_EXERCISE MATERIALS_:
━━━━━━━━━━
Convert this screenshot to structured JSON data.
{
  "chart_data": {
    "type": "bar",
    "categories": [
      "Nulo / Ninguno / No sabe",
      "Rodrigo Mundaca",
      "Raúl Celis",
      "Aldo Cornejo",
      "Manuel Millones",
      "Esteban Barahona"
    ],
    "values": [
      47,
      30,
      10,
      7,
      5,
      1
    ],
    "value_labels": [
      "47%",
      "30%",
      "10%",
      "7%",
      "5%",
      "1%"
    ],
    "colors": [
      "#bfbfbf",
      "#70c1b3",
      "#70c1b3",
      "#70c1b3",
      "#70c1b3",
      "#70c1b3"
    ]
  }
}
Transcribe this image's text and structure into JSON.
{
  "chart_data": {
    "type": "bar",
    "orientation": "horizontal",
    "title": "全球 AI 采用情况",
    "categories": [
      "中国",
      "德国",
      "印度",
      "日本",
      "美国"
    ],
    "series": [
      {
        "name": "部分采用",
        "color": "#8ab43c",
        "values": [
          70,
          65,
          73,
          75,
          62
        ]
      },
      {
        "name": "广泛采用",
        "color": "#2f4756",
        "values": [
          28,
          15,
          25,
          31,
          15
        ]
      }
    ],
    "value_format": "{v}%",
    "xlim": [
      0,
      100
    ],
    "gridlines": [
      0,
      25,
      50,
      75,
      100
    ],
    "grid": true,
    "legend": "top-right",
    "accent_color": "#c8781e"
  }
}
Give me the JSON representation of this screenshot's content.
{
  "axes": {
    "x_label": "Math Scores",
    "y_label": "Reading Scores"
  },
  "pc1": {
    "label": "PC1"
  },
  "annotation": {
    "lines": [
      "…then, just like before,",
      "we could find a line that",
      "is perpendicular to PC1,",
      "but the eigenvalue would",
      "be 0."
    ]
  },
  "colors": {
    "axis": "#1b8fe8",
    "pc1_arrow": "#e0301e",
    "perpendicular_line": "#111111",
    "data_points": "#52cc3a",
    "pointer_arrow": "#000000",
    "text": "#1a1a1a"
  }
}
━━━━━━━━━━
_WHAT TO WORK ON_:
Extract every line from the one with "Give me the" down to the final line above, both included, exactly as written.

_EXERCISE ANSWER_:
Give me the JSON representation of this screenshot's content.
{
  "axes": {
    "x_label": "Math Scores",
    "y_label": "Reading Scores"
  },
  "pc1": {
    "label": "PC1"
  },
  "annotation": {
    "lines": [
      "…then, just like before,",
      "we could find a line that",
      "is perpendicular to PC1,",
      "but the eigenvalue would",
      "be 0."
    ]
  },
  "colors": {
    "axis": "#1b8fe8",
    "pc1_arrow": "#e0301e",
    "perpendicular_line": "#111111",
    "data_points": "#52cc3a",
    "pointer_arrow": "#000000",
    "text": "#1a1a1a"
  }
}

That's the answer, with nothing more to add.